The exercise: Count lines, not occurrences: report how many lines in the records hold the string "Response", and nothing else.

Records from a collection of figures

-- Start --

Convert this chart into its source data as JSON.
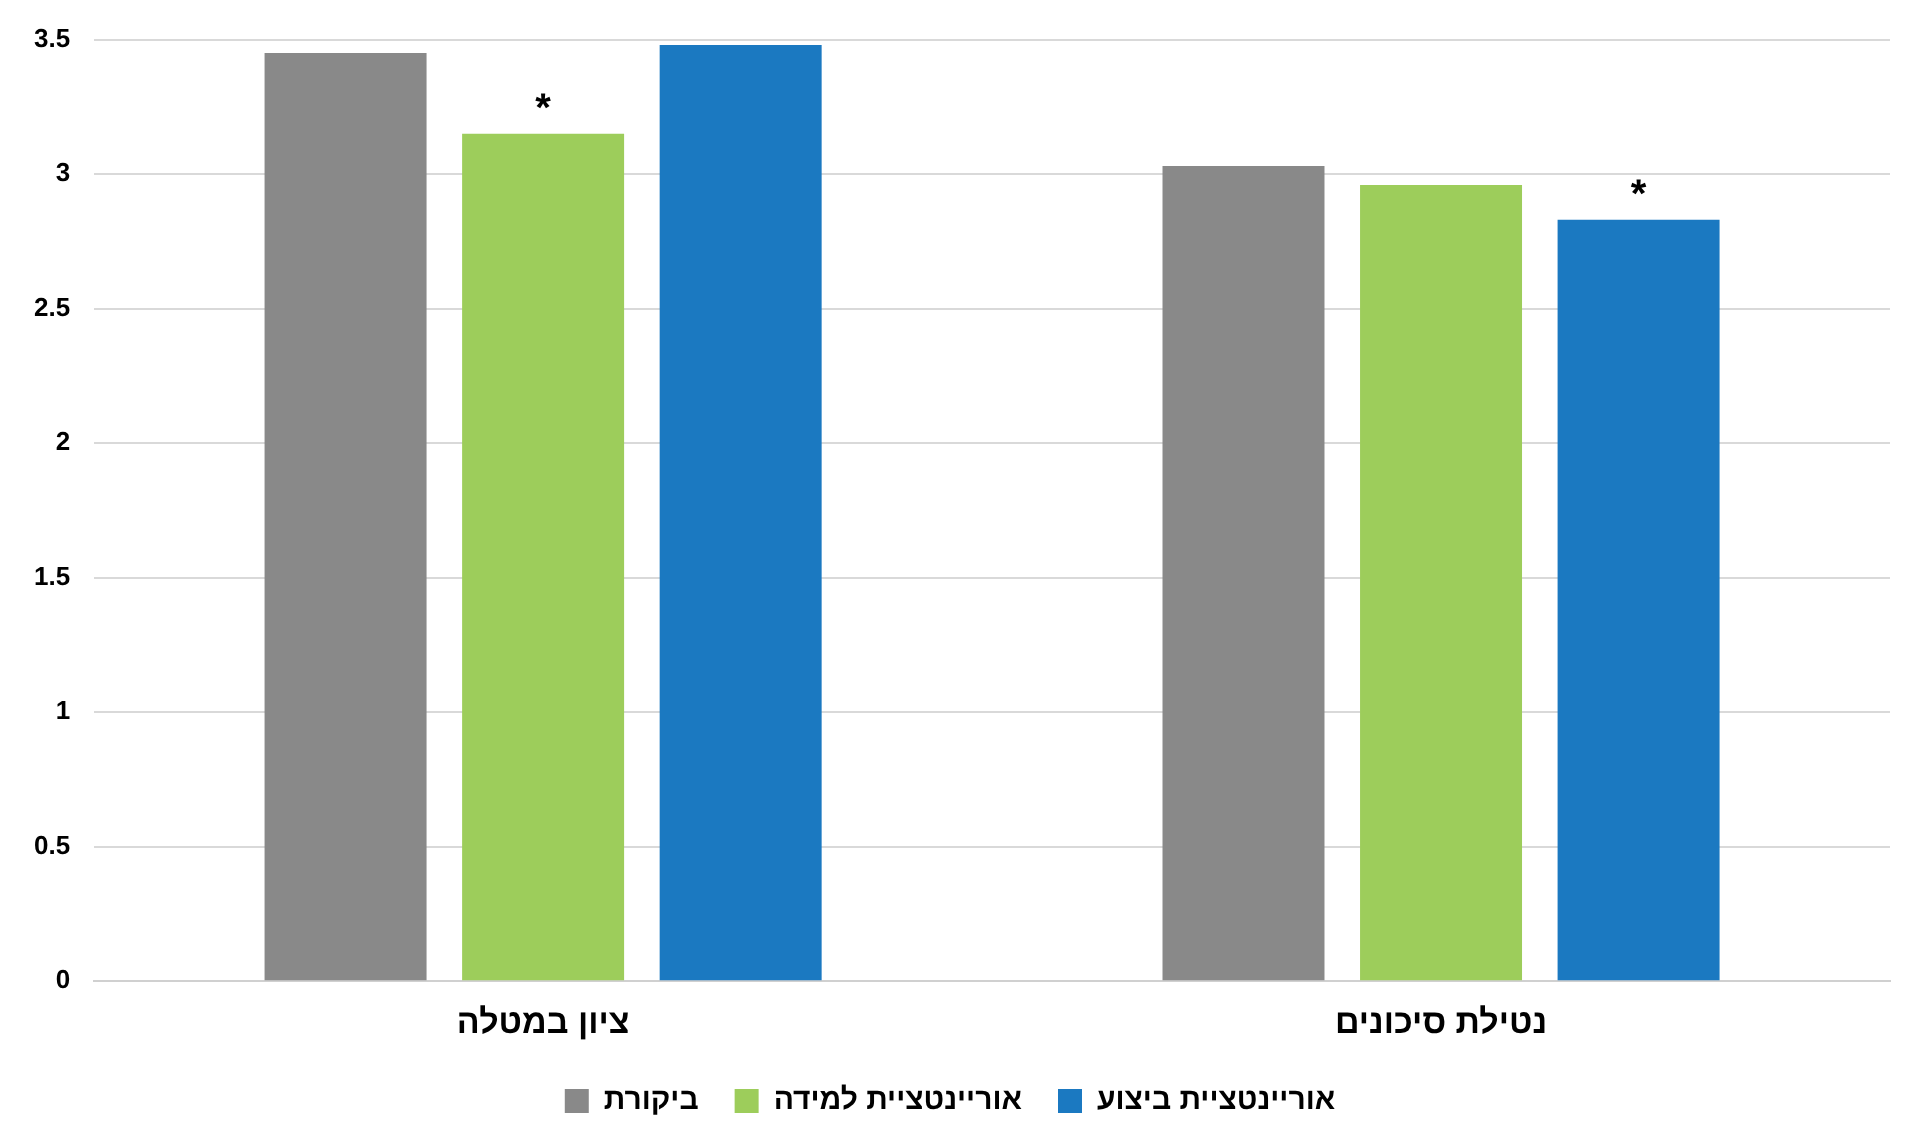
{
  "chart_data": {
    "type": "bar",
    "categories": [
      "ציון במטלה",
      "נטילת סיכונים"
    ],
    "series": [
      {
        "name": "ביקורת",
        "color": "#898989",
        "values": [
          3.45,
          3.03
        ]
      },
      {
        "name": "אוריינטציית למידה",
        "color": "#9dcd5b",
        "values": [
          3.15,
          2.96
        ],
        "value_labels": [
          "*",
          null
        ]
      },
      {
        "name": "אוריינטציית ביצוע",
        "color": "#1b79c1",
        "values": [
          3.48,
          2.83
        ],
        "value_labels": [
          null,
          "*"
        ]
      }
    ],
    "ylim": [
      0,
      3.5
    ],
    "yticks": [
      0,
      0.5,
      1,
      1.5,
      2,
      2.5,
      3,
      3.5
    ],
    "grid": "y",
    "legend": "bottom"
  }
}
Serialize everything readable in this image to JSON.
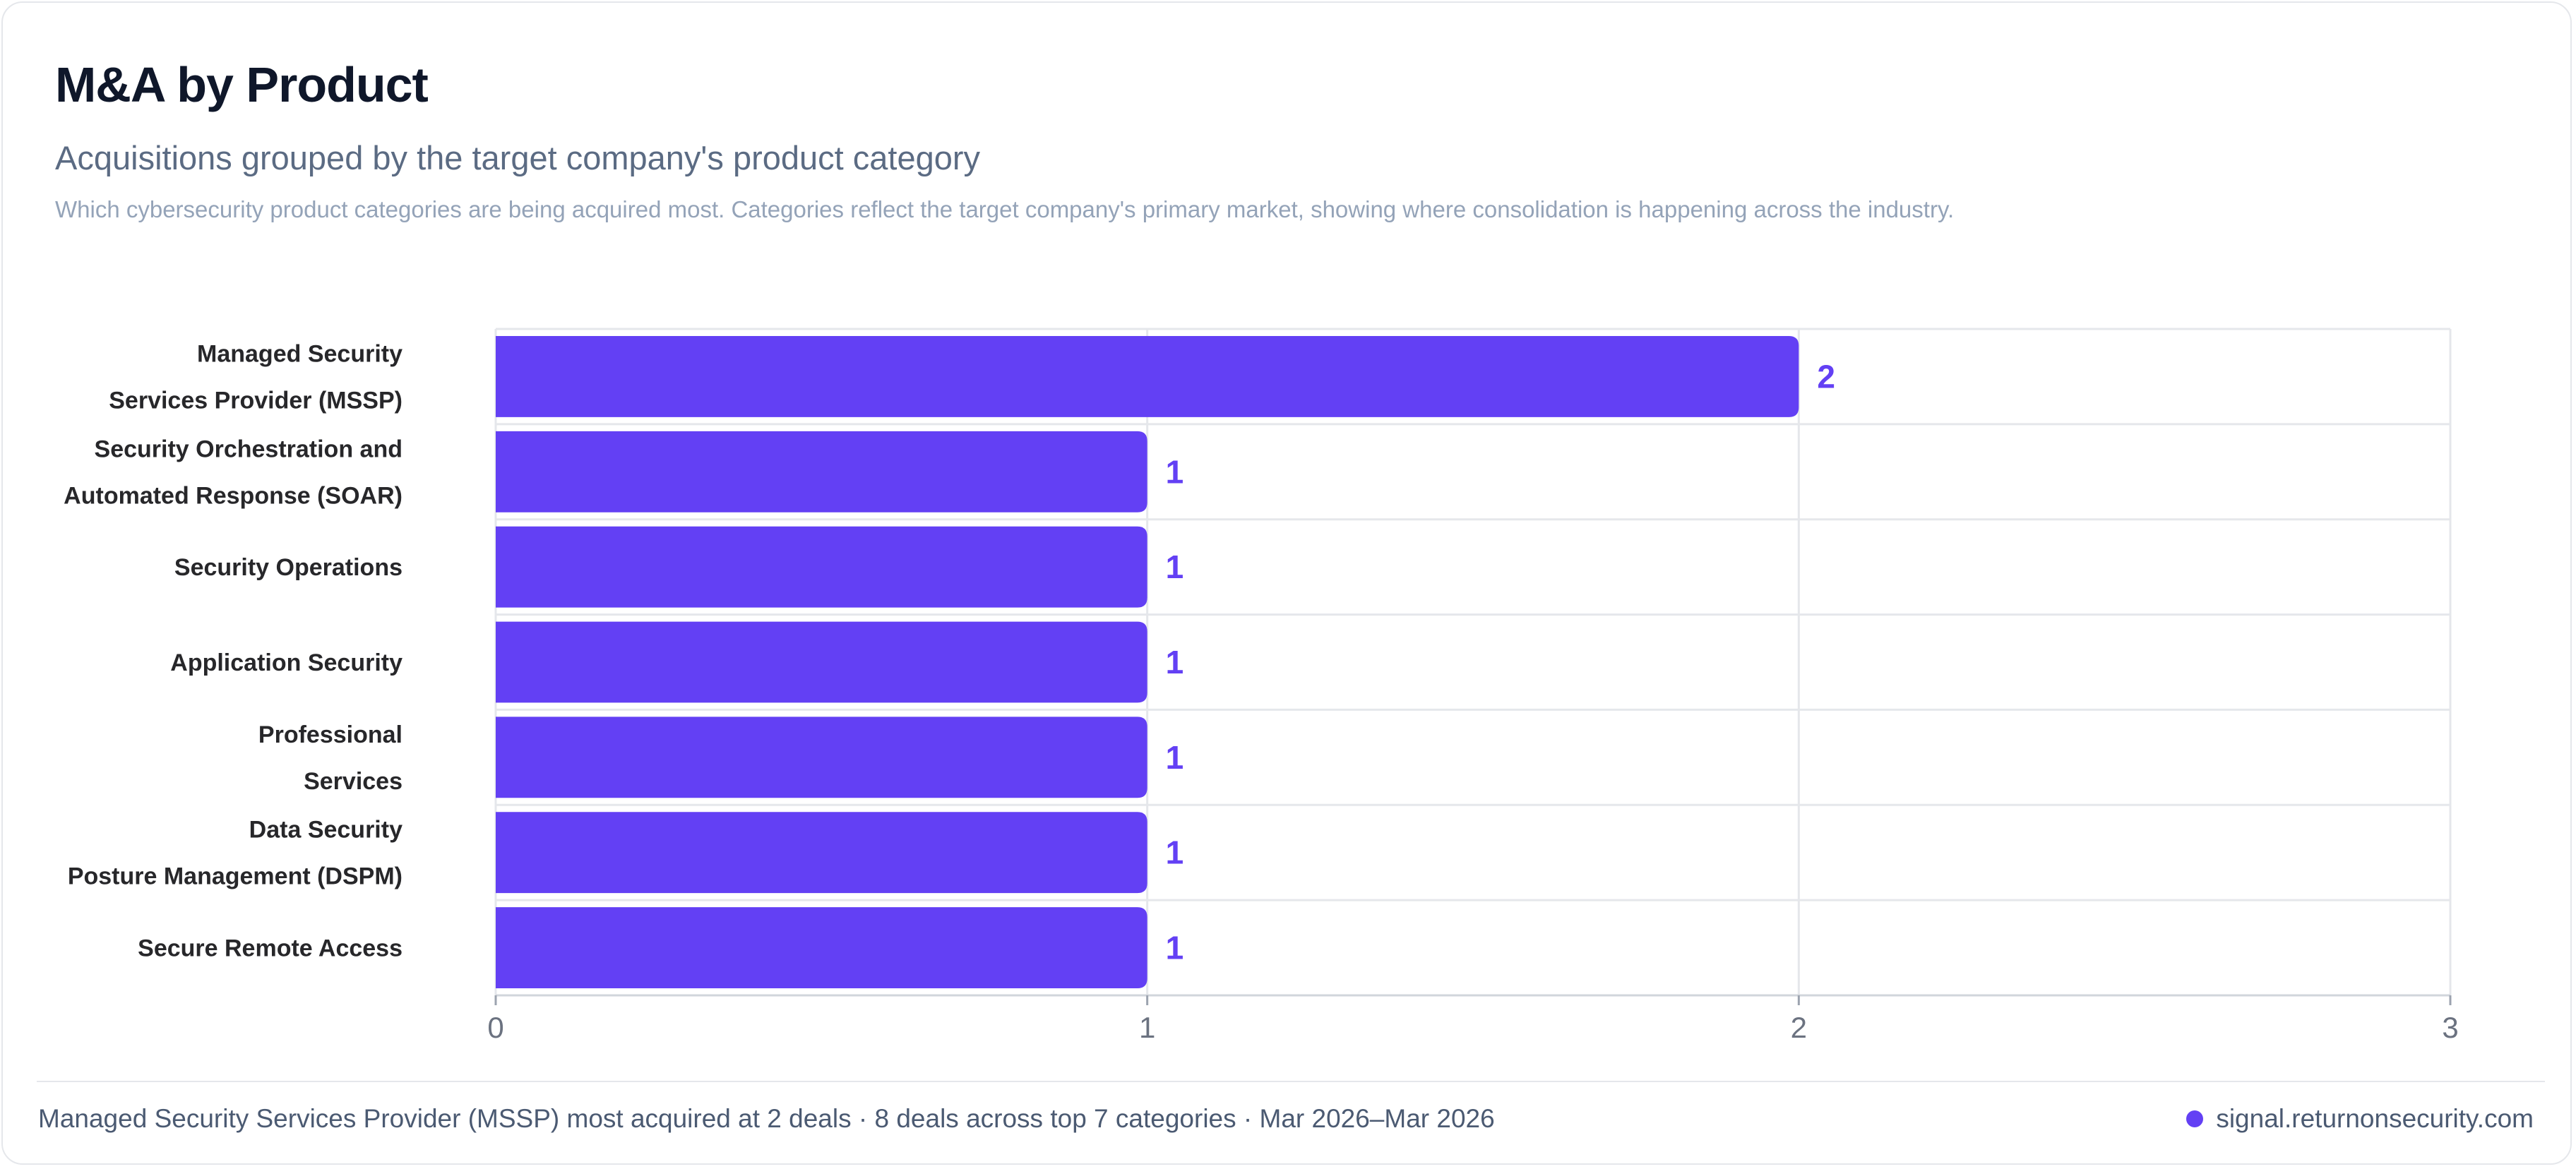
{
  "card": {
    "title": "M&A by Product",
    "subtitle": "Acquisitions grouped by the target company's product category",
    "description": "Which cybersecurity product categories are being acquired most. Categories reflect the target company's primary market, showing where consolidation is happening across the industry."
  },
  "chart_data": {
    "type": "bar",
    "orientation": "horizontal",
    "title": "M&A by Product",
    "subtitle": "Acquisitions grouped by the target company's product category",
    "xlabel": "",
    "ylabel": "",
    "categories": [
      "Managed Security Services Provider (MSSP)",
      "Security Orchestration and Automated Response (SOAR)",
      "Security Operations",
      "Application Security",
      "Professional Services",
      "Data Security Posture Management (DSPM)",
      "Secure Remote Access"
    ],
    "category_label_lines": [
      [
        "Managed Security",
        "Services Provider (MSSP)"
      ],
      [
        "Security Orchestration and",
        "Automated Response (SOAR)"
      ],
      [
        "Security Operations"
      ],
      [
        "Application Security"
      ],
      [
        "Professional",
        "Services"
      ],
      [
        "Data Security",
        "Posture Management (DSPM)"
      ],
      [
        "Secure Remote Access"
      ]
    ],
    "values": [
      2,
      1,
      1,
      1,
      1,
      1,
      1
    ],
    "xlim": [
      0,
      3
    ],
    "xticks": [
      0,
      1,
      2,
      3
    ],
    "grid": true,
    "data_labels": true,
    "bar_color": "#6340f4",
    "grid_color": "#e5e7eb"
  },
  "footer": {
    "summary": "Managed Security Services Provider (MSSP) most acquired at 2 deals · 8 deals across top 7 categories · Mar 2026–Mar 2026",
    "source": "signal.returnonsecurity.com",
    "dot_color": "#6340f4"
  }
}
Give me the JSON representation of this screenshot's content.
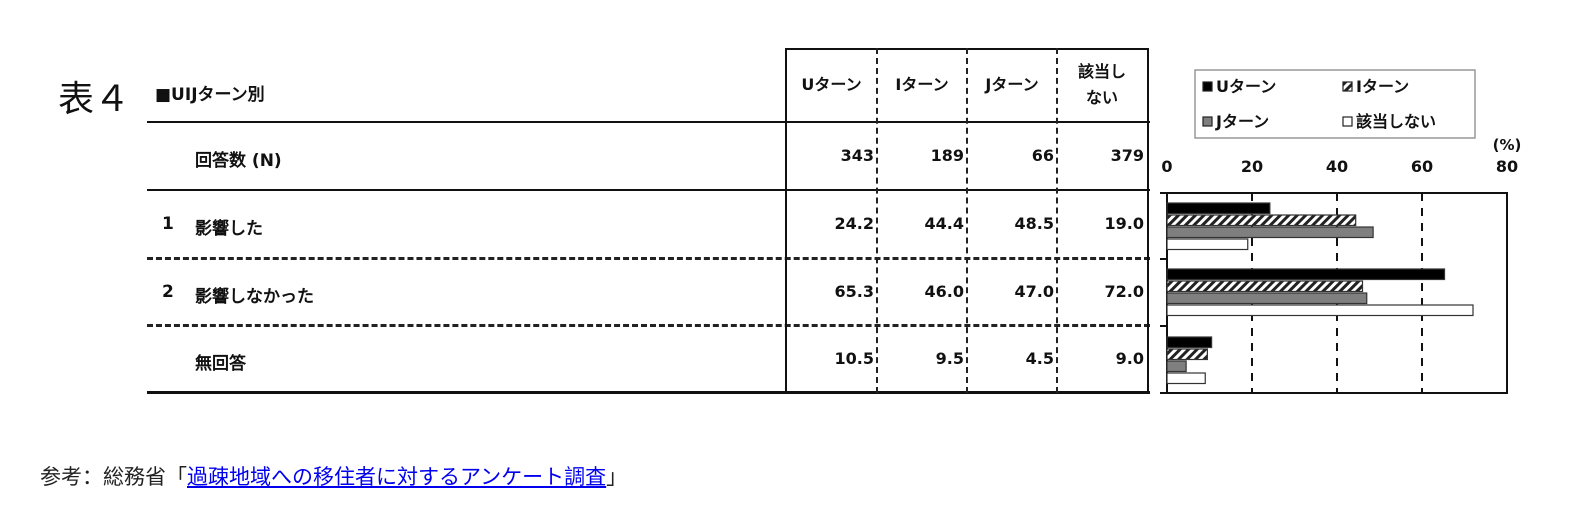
{
  "table": {
    "title": "表４",
    "subtitle": "■UIJターン別",
    "columns": [
      "Uターン",
      "Iターン",
      "Jターン",
      "該当し\nない"
    ],
    "rows": [
      {
        "num": "",
        "label": "回答数 (N)",
        "values": [
          "343",
          "189",
          "66",
          "379"
        ]
      },
      {
        "num": "1",
        "label": "影響した",
        "values": [
          "24.2",
          "44.4",
          "48.5",
          "19.0"
        ]
      },
      {
        "num": "2",
        "label": "影響しなかった",
        "values": [
          "65.3",
          "46.0",
          "47.0",
          "72.0"
        ]
      },
      {
        "num": "",
        "label": "無回答",
        "values": [
          "10.5",
          "9.5",
          "4.5",
          "9.0"
        ]
      }
    ]
  },
  "chart_data": {
    "type": "bar",
    "orientation": "horizontal",
    "categories": [
      "影響した",
      "影響しなかった",
      "無回答"
    ],
    "series": [
      {
        "name": "Uターン",
        "values": [
          24.2,
          65.3,
          10.5
        ],
        "fill": "#000000",
        "pattern": "solid"
      },
      {
        "name": "Iターン",
        "values": [
          44.4,
          46.0,
          9.5
        ],
        "fill": "#ffffff",
        "pattern": "diagonal-hatch"
      },
      {
        "name": "Jターン",
        "values": [
          48.5,
          47.0,
          4.5
        ],
        "fill": "#7f7f7f",
        "pattern": "solid"
      },
      {
        "name": "該当しない",
        "values": [
          19.0,
          72.0,
          9.0
        ],
        "fill": "#ffffff",
        "pattern": "solid"
      }
    ],
    "unit_label": "(%)",
    "xlim": [
      0,
      80
    ],
    "xticks": [
      "0",
      "20",
      "40",
      "60",
      "80"
    ],
    "grid": "vertical dashed",
    "legend": "top"
  },
  "footer": {
    "prefix": "参考：総務省「",
    "link": "過疎地域への移住者に対するアンケート調査",
    "suffix": "」"
  }
}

-- End --

Answer for this exercise: 2